▶ Set problem
Quote, without change, all of the lines that follow.

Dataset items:

*****

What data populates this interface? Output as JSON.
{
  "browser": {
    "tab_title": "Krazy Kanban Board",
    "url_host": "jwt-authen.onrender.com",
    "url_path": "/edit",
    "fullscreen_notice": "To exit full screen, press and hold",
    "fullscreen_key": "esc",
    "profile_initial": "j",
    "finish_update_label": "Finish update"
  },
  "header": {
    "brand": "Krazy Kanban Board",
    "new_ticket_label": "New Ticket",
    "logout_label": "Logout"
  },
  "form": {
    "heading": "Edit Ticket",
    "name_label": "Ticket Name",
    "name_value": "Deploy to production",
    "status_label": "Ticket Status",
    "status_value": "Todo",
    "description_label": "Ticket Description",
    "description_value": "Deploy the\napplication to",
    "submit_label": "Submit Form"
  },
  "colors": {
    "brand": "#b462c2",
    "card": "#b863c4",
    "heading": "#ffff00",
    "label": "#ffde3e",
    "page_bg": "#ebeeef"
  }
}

*****

▶ Task answer
What data populates this interface? Output as JSON.
{
  "browser": {
    "tab_title": "Krazy Kanban Board",
    "url_host": "jwt-authen.onrender.com",
    "url_path": "/edit",
    "fullscreen_notice": "To exit full screen, press and hold",
    "fullscreen_key": "esc",
    "profile_initial": "j",
    "finish_update_label": "Finish update"
  },
  "header": {
    "brand": "Krazy Kanban Board",
    "new_ticket_label": "New Ticket",
    "logout_label": "Logout"
  },
  "form": {
    "heading": "Edit Ticket",
    "name_label": "Ticket Name",
    "name_value": "Deploy to production",
    "status_label": "Ticket Status",
    "status_value": "Todo",
    "description_label": "Ticket Description",
    "description_value": "Deploy the\napplication to",
    "submit_label": "Submit Form"
  },
  "colors": {
    "brand": "#b462c2",
    "card": "#b863c4",
    "heading": "#ffff00",
    "label": "#ffde3e",
    "page_bg": "#ebeeef"
  }
}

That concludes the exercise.